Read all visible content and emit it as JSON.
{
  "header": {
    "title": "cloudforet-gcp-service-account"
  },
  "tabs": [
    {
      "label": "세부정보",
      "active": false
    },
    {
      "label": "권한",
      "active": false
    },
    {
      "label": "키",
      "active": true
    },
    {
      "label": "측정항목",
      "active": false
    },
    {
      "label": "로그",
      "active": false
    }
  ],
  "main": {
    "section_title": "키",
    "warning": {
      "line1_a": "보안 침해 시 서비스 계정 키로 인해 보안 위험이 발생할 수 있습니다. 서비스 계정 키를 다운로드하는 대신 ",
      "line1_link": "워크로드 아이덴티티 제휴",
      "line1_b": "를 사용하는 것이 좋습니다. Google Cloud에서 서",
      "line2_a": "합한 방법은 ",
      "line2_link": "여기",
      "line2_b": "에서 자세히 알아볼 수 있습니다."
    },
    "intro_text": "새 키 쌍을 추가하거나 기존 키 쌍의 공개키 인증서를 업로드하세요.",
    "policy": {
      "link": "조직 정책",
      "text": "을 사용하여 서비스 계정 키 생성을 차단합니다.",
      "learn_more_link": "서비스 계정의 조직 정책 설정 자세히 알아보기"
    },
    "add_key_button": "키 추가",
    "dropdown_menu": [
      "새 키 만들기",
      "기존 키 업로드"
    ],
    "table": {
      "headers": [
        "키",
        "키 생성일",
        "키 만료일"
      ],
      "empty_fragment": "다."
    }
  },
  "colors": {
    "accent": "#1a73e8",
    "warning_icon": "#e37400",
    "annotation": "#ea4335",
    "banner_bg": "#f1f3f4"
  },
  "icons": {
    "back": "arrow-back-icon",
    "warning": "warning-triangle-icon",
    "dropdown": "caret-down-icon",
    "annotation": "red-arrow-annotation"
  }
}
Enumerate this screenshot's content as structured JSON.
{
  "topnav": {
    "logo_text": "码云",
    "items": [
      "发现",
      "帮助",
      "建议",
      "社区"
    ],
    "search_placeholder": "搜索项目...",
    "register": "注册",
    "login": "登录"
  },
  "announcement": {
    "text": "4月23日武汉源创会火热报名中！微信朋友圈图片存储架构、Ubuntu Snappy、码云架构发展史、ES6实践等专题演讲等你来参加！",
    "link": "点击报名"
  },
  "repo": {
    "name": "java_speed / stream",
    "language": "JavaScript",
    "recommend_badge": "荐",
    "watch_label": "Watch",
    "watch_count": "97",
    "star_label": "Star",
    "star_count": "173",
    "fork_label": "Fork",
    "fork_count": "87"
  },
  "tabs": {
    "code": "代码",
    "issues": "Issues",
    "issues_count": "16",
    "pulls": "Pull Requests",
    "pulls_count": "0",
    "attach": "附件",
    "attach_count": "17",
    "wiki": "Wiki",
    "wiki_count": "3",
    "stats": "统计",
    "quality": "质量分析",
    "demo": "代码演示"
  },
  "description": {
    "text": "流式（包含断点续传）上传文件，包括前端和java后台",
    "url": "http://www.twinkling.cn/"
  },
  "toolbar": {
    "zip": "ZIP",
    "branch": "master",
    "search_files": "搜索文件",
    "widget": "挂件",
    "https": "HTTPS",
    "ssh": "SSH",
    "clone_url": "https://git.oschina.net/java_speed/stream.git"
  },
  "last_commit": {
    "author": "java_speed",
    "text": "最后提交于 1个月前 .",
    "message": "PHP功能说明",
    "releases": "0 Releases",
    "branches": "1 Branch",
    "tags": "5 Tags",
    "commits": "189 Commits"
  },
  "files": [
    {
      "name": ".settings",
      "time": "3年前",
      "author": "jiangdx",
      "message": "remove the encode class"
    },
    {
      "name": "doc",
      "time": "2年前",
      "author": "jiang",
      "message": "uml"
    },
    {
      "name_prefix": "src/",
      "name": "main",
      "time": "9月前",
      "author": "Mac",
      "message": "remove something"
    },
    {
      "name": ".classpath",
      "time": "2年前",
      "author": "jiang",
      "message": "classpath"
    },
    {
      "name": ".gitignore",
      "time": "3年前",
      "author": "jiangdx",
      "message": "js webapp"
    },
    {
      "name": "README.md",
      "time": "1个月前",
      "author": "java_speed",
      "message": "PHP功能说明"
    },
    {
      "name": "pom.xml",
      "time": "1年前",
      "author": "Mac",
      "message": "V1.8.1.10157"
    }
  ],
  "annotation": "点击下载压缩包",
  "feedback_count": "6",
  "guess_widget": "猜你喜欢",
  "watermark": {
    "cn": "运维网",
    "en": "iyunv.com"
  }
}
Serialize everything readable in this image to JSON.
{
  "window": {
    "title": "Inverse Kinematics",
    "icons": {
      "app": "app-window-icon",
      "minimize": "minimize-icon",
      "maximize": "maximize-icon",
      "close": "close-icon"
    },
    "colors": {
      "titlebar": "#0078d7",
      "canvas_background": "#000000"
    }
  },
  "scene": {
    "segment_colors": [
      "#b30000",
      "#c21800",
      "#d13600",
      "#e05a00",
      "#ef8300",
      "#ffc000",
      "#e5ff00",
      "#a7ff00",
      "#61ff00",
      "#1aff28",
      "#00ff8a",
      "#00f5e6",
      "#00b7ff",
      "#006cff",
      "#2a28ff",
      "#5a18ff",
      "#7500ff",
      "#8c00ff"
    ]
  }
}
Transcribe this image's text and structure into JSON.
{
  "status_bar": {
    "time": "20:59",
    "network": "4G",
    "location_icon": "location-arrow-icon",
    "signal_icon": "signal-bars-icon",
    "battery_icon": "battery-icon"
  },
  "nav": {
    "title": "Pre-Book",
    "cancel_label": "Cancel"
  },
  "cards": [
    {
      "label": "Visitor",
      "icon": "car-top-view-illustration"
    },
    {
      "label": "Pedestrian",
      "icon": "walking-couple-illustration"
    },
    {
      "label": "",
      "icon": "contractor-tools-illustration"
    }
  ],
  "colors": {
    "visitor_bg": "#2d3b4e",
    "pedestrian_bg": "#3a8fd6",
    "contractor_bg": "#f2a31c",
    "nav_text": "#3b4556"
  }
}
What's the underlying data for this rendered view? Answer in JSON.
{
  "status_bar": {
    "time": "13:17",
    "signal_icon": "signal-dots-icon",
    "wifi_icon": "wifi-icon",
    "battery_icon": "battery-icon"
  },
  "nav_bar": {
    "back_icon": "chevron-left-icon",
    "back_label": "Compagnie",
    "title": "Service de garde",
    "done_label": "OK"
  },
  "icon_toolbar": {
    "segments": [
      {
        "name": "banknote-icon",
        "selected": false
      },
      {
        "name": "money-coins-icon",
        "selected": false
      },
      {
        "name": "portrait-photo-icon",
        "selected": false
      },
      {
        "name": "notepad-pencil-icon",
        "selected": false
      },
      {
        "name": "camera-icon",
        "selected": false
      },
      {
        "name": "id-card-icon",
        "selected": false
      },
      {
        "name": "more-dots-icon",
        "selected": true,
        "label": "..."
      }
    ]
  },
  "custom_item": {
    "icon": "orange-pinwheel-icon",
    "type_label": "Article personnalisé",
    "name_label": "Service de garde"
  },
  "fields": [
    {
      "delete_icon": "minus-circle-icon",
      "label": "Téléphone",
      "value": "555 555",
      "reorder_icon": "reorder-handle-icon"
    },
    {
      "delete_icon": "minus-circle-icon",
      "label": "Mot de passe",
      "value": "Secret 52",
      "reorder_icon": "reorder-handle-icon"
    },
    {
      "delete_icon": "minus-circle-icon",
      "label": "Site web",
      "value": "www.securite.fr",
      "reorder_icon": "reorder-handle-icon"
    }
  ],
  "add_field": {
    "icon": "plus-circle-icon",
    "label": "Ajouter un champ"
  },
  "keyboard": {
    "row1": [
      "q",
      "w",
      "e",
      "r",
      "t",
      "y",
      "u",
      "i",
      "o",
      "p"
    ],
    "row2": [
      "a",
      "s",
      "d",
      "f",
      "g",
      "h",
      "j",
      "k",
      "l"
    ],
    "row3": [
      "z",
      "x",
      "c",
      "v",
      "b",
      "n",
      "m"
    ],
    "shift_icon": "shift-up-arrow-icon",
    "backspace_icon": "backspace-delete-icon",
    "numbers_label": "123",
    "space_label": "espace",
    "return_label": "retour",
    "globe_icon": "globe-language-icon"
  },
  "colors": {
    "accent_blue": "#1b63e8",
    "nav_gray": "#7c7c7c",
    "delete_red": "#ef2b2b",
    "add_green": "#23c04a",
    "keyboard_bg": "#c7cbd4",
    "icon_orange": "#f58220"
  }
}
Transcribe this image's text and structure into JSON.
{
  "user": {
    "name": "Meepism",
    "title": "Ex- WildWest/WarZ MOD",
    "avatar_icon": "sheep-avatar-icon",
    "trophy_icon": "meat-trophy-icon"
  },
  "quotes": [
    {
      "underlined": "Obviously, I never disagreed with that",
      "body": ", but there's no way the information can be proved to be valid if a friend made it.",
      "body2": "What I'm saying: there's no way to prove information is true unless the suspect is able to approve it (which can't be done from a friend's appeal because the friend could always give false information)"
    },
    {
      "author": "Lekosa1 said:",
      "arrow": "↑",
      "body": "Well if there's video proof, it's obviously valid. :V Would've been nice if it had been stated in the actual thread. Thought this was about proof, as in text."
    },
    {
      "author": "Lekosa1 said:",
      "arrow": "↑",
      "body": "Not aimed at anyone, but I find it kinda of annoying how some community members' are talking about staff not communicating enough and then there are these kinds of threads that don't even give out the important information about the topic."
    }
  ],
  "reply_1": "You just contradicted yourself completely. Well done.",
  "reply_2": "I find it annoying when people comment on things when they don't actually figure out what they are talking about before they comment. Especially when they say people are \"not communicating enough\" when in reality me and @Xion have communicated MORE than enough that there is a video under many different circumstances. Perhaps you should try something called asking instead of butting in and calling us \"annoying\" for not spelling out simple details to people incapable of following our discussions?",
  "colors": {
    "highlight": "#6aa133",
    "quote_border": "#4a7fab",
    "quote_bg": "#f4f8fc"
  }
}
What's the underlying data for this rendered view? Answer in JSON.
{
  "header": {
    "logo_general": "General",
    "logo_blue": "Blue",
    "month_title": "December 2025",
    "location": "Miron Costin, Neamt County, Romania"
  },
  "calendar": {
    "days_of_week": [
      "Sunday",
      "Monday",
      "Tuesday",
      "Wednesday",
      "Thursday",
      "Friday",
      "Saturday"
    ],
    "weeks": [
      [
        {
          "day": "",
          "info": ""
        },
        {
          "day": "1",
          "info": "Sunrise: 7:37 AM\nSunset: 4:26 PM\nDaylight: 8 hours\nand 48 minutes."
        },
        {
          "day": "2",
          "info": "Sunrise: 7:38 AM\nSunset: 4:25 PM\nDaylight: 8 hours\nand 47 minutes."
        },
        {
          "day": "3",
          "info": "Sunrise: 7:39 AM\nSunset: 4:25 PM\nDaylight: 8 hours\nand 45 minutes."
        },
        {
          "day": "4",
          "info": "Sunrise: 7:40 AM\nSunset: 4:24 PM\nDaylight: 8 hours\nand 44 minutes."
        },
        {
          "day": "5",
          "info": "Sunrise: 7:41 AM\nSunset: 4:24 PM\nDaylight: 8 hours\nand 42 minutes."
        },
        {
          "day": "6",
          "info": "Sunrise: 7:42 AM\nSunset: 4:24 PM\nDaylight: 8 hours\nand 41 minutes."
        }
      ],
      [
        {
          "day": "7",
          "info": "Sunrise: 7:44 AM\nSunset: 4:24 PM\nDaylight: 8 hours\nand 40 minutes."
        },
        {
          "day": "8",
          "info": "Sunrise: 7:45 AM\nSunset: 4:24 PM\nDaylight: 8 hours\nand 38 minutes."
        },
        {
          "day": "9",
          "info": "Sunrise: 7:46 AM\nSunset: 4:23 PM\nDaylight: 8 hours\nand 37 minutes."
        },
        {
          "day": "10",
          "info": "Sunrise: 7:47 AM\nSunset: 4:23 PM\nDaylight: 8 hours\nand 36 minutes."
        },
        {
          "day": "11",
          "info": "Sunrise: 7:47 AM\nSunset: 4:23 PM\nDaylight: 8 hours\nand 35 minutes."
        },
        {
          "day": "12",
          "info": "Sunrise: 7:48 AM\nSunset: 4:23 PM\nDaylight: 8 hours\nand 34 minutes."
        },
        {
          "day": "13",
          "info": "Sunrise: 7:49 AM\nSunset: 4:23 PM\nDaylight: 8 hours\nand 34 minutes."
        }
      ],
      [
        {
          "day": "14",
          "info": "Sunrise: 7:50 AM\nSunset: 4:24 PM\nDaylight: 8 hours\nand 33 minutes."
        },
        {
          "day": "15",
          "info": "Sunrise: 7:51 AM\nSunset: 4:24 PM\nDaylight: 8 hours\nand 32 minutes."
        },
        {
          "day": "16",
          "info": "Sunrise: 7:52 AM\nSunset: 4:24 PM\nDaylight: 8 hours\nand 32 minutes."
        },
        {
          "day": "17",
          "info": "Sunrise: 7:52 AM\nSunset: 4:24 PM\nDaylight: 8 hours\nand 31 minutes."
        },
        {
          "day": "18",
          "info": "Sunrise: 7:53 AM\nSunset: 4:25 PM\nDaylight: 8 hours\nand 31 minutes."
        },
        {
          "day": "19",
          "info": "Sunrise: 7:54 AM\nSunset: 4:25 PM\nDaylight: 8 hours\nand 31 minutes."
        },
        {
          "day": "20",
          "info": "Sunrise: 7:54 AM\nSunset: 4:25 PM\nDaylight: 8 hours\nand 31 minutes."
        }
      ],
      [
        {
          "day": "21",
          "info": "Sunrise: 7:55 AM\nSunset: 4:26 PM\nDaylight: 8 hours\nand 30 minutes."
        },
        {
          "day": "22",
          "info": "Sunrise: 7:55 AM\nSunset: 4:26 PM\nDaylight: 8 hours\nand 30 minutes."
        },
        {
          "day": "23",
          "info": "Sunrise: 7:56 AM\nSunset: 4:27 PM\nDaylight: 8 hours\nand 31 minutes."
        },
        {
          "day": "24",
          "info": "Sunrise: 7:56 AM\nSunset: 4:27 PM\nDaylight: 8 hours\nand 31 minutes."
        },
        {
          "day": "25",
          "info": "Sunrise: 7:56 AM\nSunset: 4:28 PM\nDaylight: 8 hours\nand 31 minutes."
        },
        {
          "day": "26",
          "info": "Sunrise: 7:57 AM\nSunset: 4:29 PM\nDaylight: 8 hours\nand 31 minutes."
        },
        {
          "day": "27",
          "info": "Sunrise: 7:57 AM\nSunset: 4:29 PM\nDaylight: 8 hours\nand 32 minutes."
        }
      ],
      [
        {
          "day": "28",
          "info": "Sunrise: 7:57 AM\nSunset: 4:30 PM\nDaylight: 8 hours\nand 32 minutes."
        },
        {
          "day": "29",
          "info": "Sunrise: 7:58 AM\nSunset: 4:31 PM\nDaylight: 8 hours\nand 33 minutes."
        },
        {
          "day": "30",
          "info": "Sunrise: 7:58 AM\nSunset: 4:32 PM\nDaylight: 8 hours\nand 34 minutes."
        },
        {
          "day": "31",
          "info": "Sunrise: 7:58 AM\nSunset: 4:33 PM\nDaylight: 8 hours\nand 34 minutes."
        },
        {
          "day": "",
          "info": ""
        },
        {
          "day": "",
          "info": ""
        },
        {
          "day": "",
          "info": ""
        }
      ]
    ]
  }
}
_ _ _ _
> Direction: Only the count is wanted: report how many lines of the material above hold the word "Well".

> Exercise solution: 2